-- EXERCISE --
Print all entries word for word.

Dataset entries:
----------

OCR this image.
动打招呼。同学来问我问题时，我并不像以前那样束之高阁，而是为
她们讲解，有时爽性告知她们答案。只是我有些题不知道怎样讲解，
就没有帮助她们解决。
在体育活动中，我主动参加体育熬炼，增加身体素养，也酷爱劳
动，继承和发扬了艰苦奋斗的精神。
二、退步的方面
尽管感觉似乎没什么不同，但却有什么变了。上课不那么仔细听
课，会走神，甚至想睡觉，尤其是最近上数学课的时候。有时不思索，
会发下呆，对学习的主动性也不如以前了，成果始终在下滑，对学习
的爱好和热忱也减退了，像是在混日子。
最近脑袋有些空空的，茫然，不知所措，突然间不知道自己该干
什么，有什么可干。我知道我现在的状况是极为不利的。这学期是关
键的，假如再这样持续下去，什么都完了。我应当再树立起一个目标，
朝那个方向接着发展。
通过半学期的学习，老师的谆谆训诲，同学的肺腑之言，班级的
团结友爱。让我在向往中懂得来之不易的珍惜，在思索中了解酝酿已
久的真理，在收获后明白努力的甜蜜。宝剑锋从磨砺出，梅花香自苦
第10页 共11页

----------

-- EXERCISE RESPONSE --
OCR this image.
动打招呼。同学来问我问题时，我并不像以前那样束之高阁，而是为
她们讲解，有时爽性告知她们答案。只是我有些题不知道怎样讲解，
就没有帮助她们解决。
在体育活动中，我主动参加体育熬炼，增加身体素养，也酷爱劳
动，继承和发扬了艰苦奋斗的精神。
二、退步的方面
尽管感觉似乎没什么不同，但却有什么变了。上课不那么仔细听
课，会走神，甚至想睡觉，尤其是最近上数学课的时候。有时不思索，
会发下呆，对学习的主动性也不如以前了，成果始终在下滑，对学习
的爱好和热忱也减退了，像是在混日子。
最近脑袋有些空空的，茫然，不知所措，突然间不知道自己该干
什么，有什么可干。我知道我现在的状况是极为不利的。这学期是关
键的，假如再这样持续下去，什么都完了。我应当再树立起一个目标，
朝那个方向接着发展。
通过半学期的学习，老师的谆谆训诲，同学的肺腑之言，班级的
团结友爱。让我在向往中懂得来之不易的珍惜，在思索中了解酝酿已
久的真理，在收获后明白努力的甜蜜。宝剑锋从磨砺出，梅花香自苦
第10页 共11页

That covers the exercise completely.